__Material for this exercise__
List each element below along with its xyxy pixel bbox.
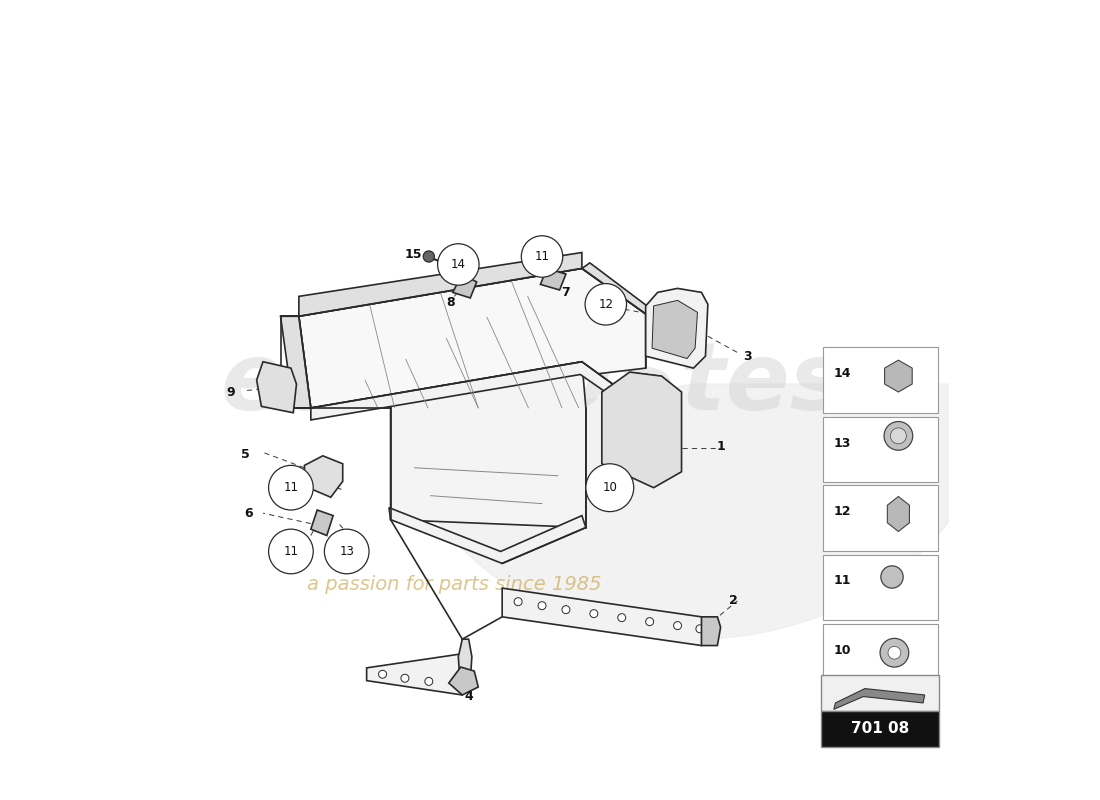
Text: 4: 4 <box>464 690 473 703</box>
Polygon shape <box>280 316 311 408</box>
Polygon shape <box>453 274 476 298</box>
Text: 14: 14 <box>834 367 851 380</box>
Text: 2: 2 <box>729 594 738 607</box>
Polygon shape <box>888 497 910 531</box>
Polygon shape <box>311 510 333 535</box>
Text: 14: 14 <box>451 258 465 271</box>
Circle shape <box>884 422 913 450</box>
Polygon shape <box>602 372 682 488</box>
Polygon shape <box>652 300 697 358</box>
Text: 10: 10 <box>834 644 851 657</box>
Circle shape <box>438 244 478 285</box>
Circle shape <box>673 622 682 630</box>
Polygon shape <box>834 689 925 710</box>
Text: 7: 7 <box>562 286 570 299</box>
FancyBboxPatch shape <box>823 347 938 413</box>
Text: 701 08: 701 08 <box>851 722 910 736</box>
Text: 6: 6 <box>244 506 253 520</box>
Circle shape <box>268 529 313 574</box>
Circle shape <box>590 610 597 618</box>
Text: 13: 13 <box>834 437 851 450</box>
Text: 12: 12 <box>834 505 851 518</box>
Circle shape <box>425 678 432 686</box>
FancyBboxPatch shape <box>821 711 939 746</box>
FancyBboxPatch shape <box>823 417 938 482</box>
Text: euroPOStes: euroPOStes <box>221 338 847 430</box>
Polygon shape <box>311 362 586 527</box>
Text: 3: 3 <box>744 350 752 362</box>
Circle shape <box>268 466 313 510</box>
Text: 12: 12 <box>598 298 614 311</box>
Polygon shape <box>884 360 912 392</box>
FancyBboxPatch shape <box>823 486 938 550</box>
Polygon shape <box>702 617 721 646</box>
Circle shape <box>618 614 626 622</box>
Polygon shape <box>503 588 710 646</box>
Text: 9: 9 <box>227 386 235 398</box>
Text: 5: 5 <box>241 448 250 461</box>
Polygon shape <box>299 269 646 408</box>
Circle shape <box>324 529 369 574</box>
Circle shape <box>888 646 901 659</box>
Polygon shape <box>459 639 472 681</box>
Polygon shape <box>305 456 343 498</box>
Polygon shape <box>395 384 997 639</box>
Text: a passion for parts since 1985: a passion for parts since 1985 <box>307 575 602 594</box>
Polygon shape <box>311 362 646 420</box>
Circle shape <box>880 638 909 667</box>
Polygon shape <box>449 667 478 695</box>
Polygon shape <box>646 288 708 368</box>
Circle shape <box>424 251 434 262</box>
Polygon shape <box>389 508 586 563</box>
Text: 15: 15 <box>404 248 421 261</box>
Polygon shape <box>299 253 582 316</box>
Text: 1: 1 <box>717 440 726 453</box>
Text: 11: 11 <box>284 481 298 494</box>
Text: 11: 11 <box>834 574 851 587</box>
Circle shape <box>585 284 627 325</box>
Circle shape <box>890 428 906 444</box>
Text: 11: 11 <box>535 250 550 263</box>
Text: 13: 13 <box>339 545 354 558</box>
Circle shape <box>400 674 409 682</box>
FancyBboxPatch shape <box>823 624 938 690</box>
Text: 11: 11 <box>284 545 298 558</box>
FancyBboxPatch shape <box>823 554 938 620</box>
Circle shape <box>378 670 386 678</box>
Polygon shape <box>582 263 658 314</box>
Text: 10: 10 <box>603 481 617 494</box>
Polygon shape <box>256 362 297 413</box>
Circle shape <box>521 236 563 278</box>
Circle shape <box>881 566 903 588</box>
Circle shape <box>586 464 634 512</box>
Circle shape <box>696 625 704 633</box>
Circle shape <box>562 606 570 614</box>
Polygon shape <box>540 269 565 290</box>
Circle shape <box>538 602 546 610</box>
FancyBboxPatch shape <box>821 675 939 711</box>
Text: 8: 8 <box>446 296 454 310</box>
Circle shape <box>646 618 653 626</box>
Polygon shape <box>366 654 466 695</box>
Circle shape <box>514 598 522 606</box>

__Your instructions__
Print every line of the records above verbatim, leaving out the picture.

__Exercise solution__
List each element below along with its xyxy pixel bbox.
Text: 4: 4 <box>464 690 473 703</box>
Polygon shape <box>280 316 311 408</box>
Polygon shape <box>453 274 476 298</box>
Text: 14: 14 <box>834 367 851 380</box>
Text: 2: 2 <box>729 594 738 607</box>
Polygon shape <box>888 497 910 531</box>
Polygon shape <box>311 510 333 535</box>
Text: 14: 14 <box>451 258 465 271</box>
Circle shape <box>884 422 913 450</box>
Polygon shape <box>602 372 682 488</box>
Polygon shape <box>652 300 697 358</box>
Text: 10: 10 <box>834 644 851 657</box>
Circle shape <box>438 244 478 285</box>
Circle shape <box>673 622 682 630</box>
Polygon shape <box>834 689 925 710</box>
Text: 7: 7 <box>562 286 570 299</box>
FancyBboxPatch shape <box>823 347 938 413</box>
Text: 701 08: 701 08 <box>851 722 910 736</box>
Text: 6: 6 <box>244 506 253 520</box>
Circle shape <box>268 529 313 574</box>
Circle shape <box>590 610 597 618</box>
Text: 13: 13 <box>834 437 851 450</box>
Text: 12: 12 <box>834 505 851 518</box>
Circle shape <box>425 678 432 686</box>
FancyBboxPatch shape <box>821 711 939 746</box>
FancyBboxPatch shape <box>823 417 938 482</box>
Text: euroPOStes: euroPOStes <box>221 338 847 430</box>
Polygon shape <box>311 362 586 527</box>
Text: 3: 3 <box>744 350 752 362</box>
Circle shape <box>268 466 313 510</box>
Text: 12: 12 <box>598 298 614 311</box>
Polygon shape <box>884 360 912 392</box>
FancyBboxPatch shape <box>823 486 938 550</box>
Polygon shape <box>702 617 721 646</box>
Circle shape <box>618 614 626 622</box>
Polygon shape <box>503 588 710 646</box>
Text: 9: 9 <box>227 386 235 398</box>
Text: 5: 5 <box>241 448 250 461</box>
Polygon shape <box>299 269 646 408</box>
Circle shape <box>324 529 369 574</box>
Circle shape <box>888 646 901 659</box>
Polygon shape <box>459 639 472 681</box>
Polygon shape <box>305 456 343 498</box>
Polygon shape <box>395 384 997 639</box>
Text: a passion for parts since 1985: a passion for parts since 1985 <box>307 575 602 594</box>
Polygon shape <box>311 362 646 420</box>
Circle shape <box>880 638 909 667</box>
Polygon shape <box>449 667 478 695</box>
Polygon shape <box>646 288 708 368</box>
Circle shape <box>424 251 434 262</box>
Polygon shape <box>389 508 586 563</box>
Text: 15: 15 <box>404 248 421 261</box>
Polygon shape <box>299 253 582 316</box>
Text: 1: 1 <box>717 440 726 453</box>
Text: 11: 11 <box>284 481 298 494</box>
Text: 11: 11 <box>834 574 851 587</box>
Circle shape <box>585 284 627 325</box>
Circle shape <box>890 428 906 444</box>
Text: 11: 11 <box>535 250 550 263</box>
Text: 13: 13 <box>339 545 354 558</box>
Circle shape <box>400 674 409 682</box>
FancyBboxPatch shape <box>823 624 938 690</box>
Text: 11: 11 <box>284 545 298 558</box>
FancyBboxPatch shape <box>823 554 938 620</box>
Circle shape <box>378 670 386 678</box>
Polygon shape <box>582 263 658 314</box>
Text: 10: 10 <box>603 481 617 494</box>
Polygon shape <box>256 362 297 413</box>
Circle shape <box>521 236 563 278</box>
Circle shape <box>881 566 903 588</box>
Circle shape <box>586 464 634 512</box>
Circle shape <box>696 625 704 633</box>
Circle shape <box>562 606 570 614</box>
Polygon shape <box>540 269 565 290</box>
Circle shape <box>538 602 546 610</box>
FancyBboxPatch shape <box>821 675 939 711</box>
Text: 8: 8 <box>446 296 454 310</box>
Circle shape <box>646 618 653 626</box>
Polygon shape <box>366 654 466 695</box>
Circle shape <box>514 598 522 606</box>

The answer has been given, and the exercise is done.